▶ WHAT YOU ARE ASKED TO DO: Send back all the data below, exactly as given.

···

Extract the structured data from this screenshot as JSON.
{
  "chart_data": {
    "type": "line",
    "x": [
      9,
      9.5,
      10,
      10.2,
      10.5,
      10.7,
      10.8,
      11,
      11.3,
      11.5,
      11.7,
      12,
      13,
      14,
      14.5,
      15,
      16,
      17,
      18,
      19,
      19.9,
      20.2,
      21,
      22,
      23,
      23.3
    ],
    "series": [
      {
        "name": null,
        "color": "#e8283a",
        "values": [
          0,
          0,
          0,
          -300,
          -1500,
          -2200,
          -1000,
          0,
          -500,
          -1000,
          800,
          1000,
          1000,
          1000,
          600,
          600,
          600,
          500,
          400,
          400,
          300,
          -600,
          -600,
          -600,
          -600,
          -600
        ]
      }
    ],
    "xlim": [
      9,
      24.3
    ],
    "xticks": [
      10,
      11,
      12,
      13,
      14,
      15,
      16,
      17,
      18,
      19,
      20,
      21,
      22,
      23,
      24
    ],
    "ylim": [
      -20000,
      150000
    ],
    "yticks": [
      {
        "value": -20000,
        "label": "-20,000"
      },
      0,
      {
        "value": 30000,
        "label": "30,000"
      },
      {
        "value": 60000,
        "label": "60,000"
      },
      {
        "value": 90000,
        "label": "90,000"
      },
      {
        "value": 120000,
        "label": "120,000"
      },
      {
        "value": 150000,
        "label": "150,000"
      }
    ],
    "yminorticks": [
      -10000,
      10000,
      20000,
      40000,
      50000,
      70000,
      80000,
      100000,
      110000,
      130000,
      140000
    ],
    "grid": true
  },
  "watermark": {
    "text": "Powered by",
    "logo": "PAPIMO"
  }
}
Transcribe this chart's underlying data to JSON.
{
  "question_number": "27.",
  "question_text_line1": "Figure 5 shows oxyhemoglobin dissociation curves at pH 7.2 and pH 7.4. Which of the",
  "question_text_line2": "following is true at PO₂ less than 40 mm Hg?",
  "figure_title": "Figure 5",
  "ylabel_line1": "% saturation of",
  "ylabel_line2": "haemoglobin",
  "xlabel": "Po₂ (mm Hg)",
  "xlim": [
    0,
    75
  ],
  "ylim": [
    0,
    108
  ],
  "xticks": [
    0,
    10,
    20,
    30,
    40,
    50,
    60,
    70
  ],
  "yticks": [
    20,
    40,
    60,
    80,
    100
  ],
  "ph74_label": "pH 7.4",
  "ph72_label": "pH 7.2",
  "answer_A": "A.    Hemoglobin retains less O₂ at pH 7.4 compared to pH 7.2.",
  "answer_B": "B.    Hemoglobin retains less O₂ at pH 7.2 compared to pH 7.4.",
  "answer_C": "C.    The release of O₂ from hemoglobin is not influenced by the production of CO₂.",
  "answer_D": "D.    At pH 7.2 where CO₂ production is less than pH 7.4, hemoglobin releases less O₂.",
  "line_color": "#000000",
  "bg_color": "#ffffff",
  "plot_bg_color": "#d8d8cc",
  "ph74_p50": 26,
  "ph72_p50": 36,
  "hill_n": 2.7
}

···

▶ FULL ANSWER:
Extract the structured data from this screenshot as JSON.
{
  "chart_data": {
    "type": "line",
    "x": [
      9,
      9.5,
      10,
      10.2,
      10.5,
      10.7,
      10.8,
      11,
      11.3,
      11.5,
      11.7,
      12,
      13,
      14,
      14.5,
      15,
      16,
      17,
      18,
      19,
      19.9,
      20.2,
      21,
      22,
      23,
      23.3
    ],
    "series": [
      {
        "name": null,
        "color": "#e8283a",
        "values": [
          0,
          0,
          0,
          -300,
          -1500,
          -2200,
          -1000,
          0,
          -500,
          -1000,
          800,
          1000,
          1000,
          1000,
          600,
          600,
          600,
          500,
          400,
          400,
          300,
          -600,
          -600,
          -600,
          -600,
          -600
        ]
      }
    ],
    "xlim": [
      9,
      24.3
    ],
    "xticks": [
      10,
      11,
      12,
      13,
      14,
      15,
      16,
      17,
      18,
      19,
      20,
      21,
      22,
      23,
      24
    ],
    "ylim": [
      -20000,
      150000
    ],
    "yticks": [
      {
        "value": -20000,
        "label": "-20,000"
      },
      0,
      {
        "value": 30000,
        "label": "30,000"
      },
      {
        "value": 60000,
        "label": "60,000"
      },
      {
        "value": 90000,
        "label": "90,000"
      },
      {
        "value": 120000,
        "label": "120,000"
      },
      {
        "value": 150000,
        "label": "150,000"
      }
    ],
    "yminorticks": [
      -10000,
      10000,
      20000,
      40000,
      50000,
      70000,
      80000,
      100000,
      110000,
      130000,
      140000
    ],
    "grid": true
  },
  "watermark": {
    "text": "Powered by",
    "logo": "PAPIMO"
  }
}
Transcribe this chart's underlying data to JSON.
{
  "question_number": "27.",
  "question_text_line1": "Figure 5 shows oxyhemoglobin dissociation curves at pH 7.2 and pH 7.4. Which of the",
  "question_text_line2": "following is true at PO₂ less than 40 mm Hg?",
  "figure_title": "Figure 5",
  "ylabel_line1": "% saturation of",
  "ylabel_line2": "haemoglobin",
  "xlabel": "Po₂ (mm Hg)",
  "xlim": [
    0,
    75
  ],
  "ylim": [
    0,
    108
  ],
  "xticks": [
    0,
    10,
    20,
    30,
    40,
    50,
    60,
    70
  ],
  "yticks": [
    20,
    40,
    60,
    80,
    100
  ],
  "ph74_label": "pH 7.4",
  "ph72_label": "pH 7.2",
  "answer_A": "A.    Hemoglobin retains less O₂ at pH 7.4 compared to pH 7.2.",
  "answer_B": "B.    Hemoglobin retains less O₂ at pH 7.2 compared to pH 7.4.",
  "answer_C": "C.    The release of O₂ from hemoglobin is not influenced by the production of CO₂.",
  "answer_D": "D.    At pH 7.2 where CO₂ production is less than pH 7.4, hemoglobin releases less O₂.",
  "line_color": "#000000",
  "bg_color": "#ffffff",
  "plot_bg_color": "#d8d8cc",
  "ph74_p50": 26,
  "ph72_p50": 36,
  "hill_n": 2.7
}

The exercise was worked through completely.